**TO BE DONE:** Give every entry again, word for word and in full.

**STORED DATA:**

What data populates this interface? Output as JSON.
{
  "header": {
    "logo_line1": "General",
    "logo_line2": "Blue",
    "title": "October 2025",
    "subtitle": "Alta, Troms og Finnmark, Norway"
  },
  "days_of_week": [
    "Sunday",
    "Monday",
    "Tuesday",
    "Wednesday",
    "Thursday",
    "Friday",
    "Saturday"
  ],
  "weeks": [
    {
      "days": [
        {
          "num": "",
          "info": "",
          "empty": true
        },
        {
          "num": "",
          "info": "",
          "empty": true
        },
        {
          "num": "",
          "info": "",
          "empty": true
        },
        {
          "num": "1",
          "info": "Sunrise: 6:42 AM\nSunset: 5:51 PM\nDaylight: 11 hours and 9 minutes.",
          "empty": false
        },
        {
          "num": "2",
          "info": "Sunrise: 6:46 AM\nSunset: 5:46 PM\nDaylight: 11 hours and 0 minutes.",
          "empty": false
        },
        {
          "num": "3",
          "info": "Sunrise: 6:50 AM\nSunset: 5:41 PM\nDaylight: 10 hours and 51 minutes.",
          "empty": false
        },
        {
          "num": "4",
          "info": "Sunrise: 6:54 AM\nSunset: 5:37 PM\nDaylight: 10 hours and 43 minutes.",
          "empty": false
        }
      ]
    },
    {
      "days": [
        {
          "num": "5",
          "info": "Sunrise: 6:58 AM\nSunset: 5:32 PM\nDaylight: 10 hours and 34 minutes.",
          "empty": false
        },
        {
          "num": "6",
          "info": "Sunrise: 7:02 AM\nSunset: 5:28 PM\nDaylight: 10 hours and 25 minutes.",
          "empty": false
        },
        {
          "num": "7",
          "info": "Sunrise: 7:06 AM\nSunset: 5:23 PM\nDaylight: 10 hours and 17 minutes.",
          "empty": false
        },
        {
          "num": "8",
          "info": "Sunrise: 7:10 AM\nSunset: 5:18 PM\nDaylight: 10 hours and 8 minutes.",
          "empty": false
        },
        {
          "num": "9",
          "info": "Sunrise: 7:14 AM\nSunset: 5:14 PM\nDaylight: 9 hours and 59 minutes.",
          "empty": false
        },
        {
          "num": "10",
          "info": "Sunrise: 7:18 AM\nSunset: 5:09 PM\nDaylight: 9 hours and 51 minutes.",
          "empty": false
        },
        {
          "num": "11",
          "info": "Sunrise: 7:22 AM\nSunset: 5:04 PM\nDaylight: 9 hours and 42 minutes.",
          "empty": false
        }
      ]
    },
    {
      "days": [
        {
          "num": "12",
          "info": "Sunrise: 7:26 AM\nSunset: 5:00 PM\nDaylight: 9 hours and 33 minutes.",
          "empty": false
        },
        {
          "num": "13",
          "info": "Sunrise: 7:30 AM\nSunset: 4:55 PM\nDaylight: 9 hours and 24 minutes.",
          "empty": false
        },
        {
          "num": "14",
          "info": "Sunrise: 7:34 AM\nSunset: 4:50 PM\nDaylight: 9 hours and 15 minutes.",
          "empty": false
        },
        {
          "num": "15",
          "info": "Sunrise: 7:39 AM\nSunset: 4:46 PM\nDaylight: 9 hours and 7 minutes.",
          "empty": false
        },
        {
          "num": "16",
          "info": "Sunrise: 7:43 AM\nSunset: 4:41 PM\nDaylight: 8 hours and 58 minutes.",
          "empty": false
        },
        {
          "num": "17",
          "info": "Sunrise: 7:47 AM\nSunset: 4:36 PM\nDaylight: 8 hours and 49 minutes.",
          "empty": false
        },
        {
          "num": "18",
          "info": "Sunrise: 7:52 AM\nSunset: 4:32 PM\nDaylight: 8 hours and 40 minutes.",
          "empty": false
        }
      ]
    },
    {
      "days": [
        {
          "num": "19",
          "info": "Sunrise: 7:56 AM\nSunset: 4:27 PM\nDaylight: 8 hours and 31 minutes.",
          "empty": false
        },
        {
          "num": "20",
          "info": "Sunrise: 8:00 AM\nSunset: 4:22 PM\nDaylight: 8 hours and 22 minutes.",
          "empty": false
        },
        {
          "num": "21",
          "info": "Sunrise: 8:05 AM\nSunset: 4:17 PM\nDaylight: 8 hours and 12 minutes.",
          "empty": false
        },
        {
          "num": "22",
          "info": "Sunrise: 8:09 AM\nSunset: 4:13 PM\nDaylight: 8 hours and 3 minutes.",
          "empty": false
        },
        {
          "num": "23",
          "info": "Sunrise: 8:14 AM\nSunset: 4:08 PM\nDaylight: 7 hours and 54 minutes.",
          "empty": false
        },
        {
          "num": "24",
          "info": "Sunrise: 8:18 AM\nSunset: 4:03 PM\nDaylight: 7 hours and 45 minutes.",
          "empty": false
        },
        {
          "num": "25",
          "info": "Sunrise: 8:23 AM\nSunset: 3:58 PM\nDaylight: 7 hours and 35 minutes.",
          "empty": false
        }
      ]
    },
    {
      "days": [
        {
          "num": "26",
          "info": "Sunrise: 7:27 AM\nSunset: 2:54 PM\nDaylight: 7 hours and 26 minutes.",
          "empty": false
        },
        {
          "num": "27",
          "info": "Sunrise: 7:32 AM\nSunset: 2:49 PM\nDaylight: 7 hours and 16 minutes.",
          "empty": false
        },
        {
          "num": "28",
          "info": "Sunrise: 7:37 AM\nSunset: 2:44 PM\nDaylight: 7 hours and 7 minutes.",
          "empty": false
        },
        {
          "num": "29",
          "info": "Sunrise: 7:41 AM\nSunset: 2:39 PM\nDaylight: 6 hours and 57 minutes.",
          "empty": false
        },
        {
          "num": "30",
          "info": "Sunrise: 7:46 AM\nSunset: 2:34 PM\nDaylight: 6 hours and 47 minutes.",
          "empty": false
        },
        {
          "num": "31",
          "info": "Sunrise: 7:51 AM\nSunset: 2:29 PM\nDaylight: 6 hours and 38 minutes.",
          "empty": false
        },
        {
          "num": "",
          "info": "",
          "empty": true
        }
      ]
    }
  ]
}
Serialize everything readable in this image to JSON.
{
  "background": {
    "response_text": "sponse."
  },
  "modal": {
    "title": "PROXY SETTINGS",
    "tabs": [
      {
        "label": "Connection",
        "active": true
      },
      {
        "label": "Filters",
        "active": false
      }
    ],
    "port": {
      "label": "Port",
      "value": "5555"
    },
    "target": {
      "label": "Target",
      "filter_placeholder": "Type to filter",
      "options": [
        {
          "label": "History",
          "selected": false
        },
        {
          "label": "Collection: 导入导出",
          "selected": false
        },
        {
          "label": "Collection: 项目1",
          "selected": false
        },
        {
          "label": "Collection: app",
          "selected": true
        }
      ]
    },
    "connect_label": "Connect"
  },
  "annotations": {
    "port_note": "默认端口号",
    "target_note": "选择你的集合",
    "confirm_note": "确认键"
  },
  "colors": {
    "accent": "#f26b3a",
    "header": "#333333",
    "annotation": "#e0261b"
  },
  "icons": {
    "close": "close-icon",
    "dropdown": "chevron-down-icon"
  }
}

**SOLUTION TO THE PROBLEM:**
What data populates this interface? Output as JSON.
{
  "header": {
    "logo_line1": "General",
    "logo_line2": "Blue",
    "title": "October 2025",
    "subtitle": "Alta, Troms og Finnmark, Norway"
  },
  "days_of_week": [
    "Sunday",
    "Monday",
    "Tuesday",
    "Wednesday",
    "Thursday",
    "Friday",
    "Saturday"
  ],
  "weeks": [
    {
      "days": [
        {
          "num": "",
          "info": "",
          "empty": true
        },
        {
          "num": "",
          "info": "",
          "empty": true
        },
        {
          "num": "",
          "info": "",
          "empty": true
        },
        {
          "num": "1",
          "info": "Sunrise: 6:42 AM\nSunset: 5:51 PM\nDaylight: 11 hours and 9 minutes.",
          "empty": false
        },
        {
          "num": "2",
          "info": "Sunrise: 6:46 AM\nSunset: 5:46 PM\nDaylight: 11 hours and 0 minutes.",
          "empty": false
        },
        {
          "num": "3",
          "info": "Sunrise: 6:50 AM\nSunset: 5:41 PM\nDaylight: 10 hours and 51 minutes.",
          "empty": false
        },
        {
          "num": "4",
          "info": "Sunrise: 6:54 AM\nSunset: 5:37 PM\nDaylight: 10 hours and 43 minutes.",
          "empty": false
        }
      ]
    },
    {
      "days": [
        {
          "num": "5",
          "info": "Sunrise: 6:58 AM\nSunset: 5:32 PM\nDaylight: 10 hours and 34 minutes.",
          "empty": false
        },
        {
          "num": "6",
          "info": "Sunrise: 7:02 AM\nSunset: 5:28 PM\nDaylight: 10 hours and 25 minutes.",
          "empty": false
        },
        {
          "num": "7",
          "info": "Sunrise: 7:06 AM\nSunset: 5:23 PM\nDaylight: 10 hours and 17 minutes.",
          "empty": false
        },
        {
          "num": "8",
          "info": "Sunrise: 7:10 AM\nSunset: 5:18 PM\nDaylight: 10 hours and 8 minutes.",
          "empty": false
        },
        {
          "num": "9",
          "info": "Sunrise: 7:14 AM\nSunset: 5:14 PM\nDaylight: 9 hours and 59 minutes.",
          "empty": false
        },
        {
          "num": "10",
          "info": "Sunrise: 7:18 AM\nSunset: 5:09 PM\nDaylight: 9 hours and 51 minutes.",
          "empty": false
        },
        {
          "num": "11",
          "info": "Sunrise: 7:22 AM\nSunset: 5:04 PM\nDaylight: 9 hours and 42 minutes.",
          "empty": false
        }
      ]
    },
    {
      "days": [
        {
          "num": "12",
          "info": "Sunrise: 7:26 AM\nSunset: 5:00 PM\nDaylight: 9 hours and 33 minutes.",
          "empty": false
        },
        {
          "num": "13",
          "info": "Sunrise: 7:30 AM\nSunset: 4:55 PM\nDaylight: 9 hours and 24 minutes.",
          "empty": false
        },
        {
          "num": "14",
          "info": "Sunrise: 7:34 AM\nSunset: 4:50 PM\nDaylight: 9 hours and 15 minutes.",
          "empty": false
        },
        {
          "num": "15",
          "info": "Sunrise: 7:39 AM\nSunset: 4:46 PM\nDaylight: 9 hours and 7 minutes.",
          "empty": false
        },
        {
          "num": "16",
          "info": "Sunrise: 7:43 AM\nSunset: 4:41 PM\nDaylight: 8 hours and 58 minutes.",
          "empty": false
        },
        {
          "num": "17",
          "info": "Sunrise: 7:47 AM\nSunset: 4:36 PM\nDaylight: 8 hours and 49 minutes.",
          "empty": false
        },
        {
          "num": "18",
          "info": "Sunrise: 7:52 AM\nSunset: 4:32 PM\nDaylight: 8 hours and 40 minutes.",
          "empty": false
        }
      ]
    },
    {
      "days": [
        {
          "num": "19",
          "info": "Sunrise: 7:56 AM\nSunset: 4:27 PM\nDaylight: 8 hours and 31 minutes.",
          "empty": false
        },
        {
          "num": "20",
          "info": "Sunrise: 8:00 AM\nSunset: 4:22 PM\nDaylight: 8 hours and 22 minutes.",
          "empty": false
        },
        {
          "num": "21",
          "info": "Sunrise: 8:05 AM\nSunset: 4:17 PM\nDaylight: 8 hours and 12 minutes.",
          "empty": false
        },
        {
          "num": "22",
          "info": "Sunrise: 8:09 AM\nSunset: 4:13 PM\nDaylight: 8 hours and 3 minutes.",
          "empty": false
        },
        {
          "num": "23",
          "info": "Sunrise: 8:14 AM\nSunset: 4:08 PM\nDaylight: 7 hours and 54 minutes.",
          "empty": false
        },
        {
          "num": "24",
          "info": "Sunrise: 8:18 AM\nSunset: 4:03 PM\nDaylight: 7 hours and 45 minutes.",
          "empty": false
        },
        {
          "num": "25",
          "info": "Sunrise: 8:23 AM\nSunset: 3:58 PM\nDaylight: 7 hours and 35 minutes.",
          "empty": false
        }
      ]
    },
    {
      "days": [
        {
          "num": "26",
          "info": "Sunrise: 7:27 AM\nSunset: 2:54 PM\nDaylight: 7 hours and 26 minutes.",
          "empty": false
        },
        {
          "num": "27",
          "info": "Sunrise: 7:32 AM\nSunset: 2:49 PM\nDaylight: 7 hours and 16 minutes.",
          "empty": false
        },
        {
          "num": "28",
          "info": "Sunrise: 7:37 AM\nSunset: 2:44 PM\nDaylight: 7 hours and 7 minutes.",
          "empty": false
        },
        {
          "num": "29",
          "info": "Sunrise: 7:41 AM\nSunset: 2:39 PM\nDaylight: 6 hours and 57 minutes.",
          "empty": false
        },
        {
          "num": "30",
          "info": "Sunrise: 7:46 AM\nSunset: 2:34 PM\nDaylight: 6 hours and 47 minutes.",
          "empty": false
        },
        {
          "num": "31",
          "info": "Sunrise: 7:51 AM\nSunset: 2:29 PM\nDaylight: 6 hours and 38 minutes.",
          "empty": false
        },
        {
          "num": "",
          "info": "",
          "empty": true
        }
      ]
    }
  ]
}
Serialize everything readable in this image to JSON.
{
  "background": {
    "response_text": "sponse."
  },
  "modal": {
    "title": "PROXY SETTINGS",
    "tabs": [
      {
        "label": "Connection",
        "active": true
      },
      {
        "label": "Filters",
        "active": false
      }
    ],
    "port": {
      "label": "Port",
      "value": "5555"
    },
    "target": {
      "label": "Target",
      "filter_placeholder": "Type to filter",
      "options": [
        {
          "label": "History",
          "selected": false
        },
        {
          "label": "Collection: 导入导出",
          "selected": false
        },
        {
          "label": "Collection: 项目1",
          "selected": false
        },
        {
          "label": "Collection: app",
          "selected": true
        }
      ]
    },
    "connect_label": "Connect"
  },
  "annotations": {
    "port_note": "默认端口号",
    "target_note": "选择你的集合",
    "confirm_note": "确认键"
  },
  "colors": {
    "accent": "#f26b3a",
    "header": "#333333",
    "annotation": "#e0261b"
  },
  "icons": {
    "close": "close-icon",
    "dropdown": "chevron-down-icon"
  }
}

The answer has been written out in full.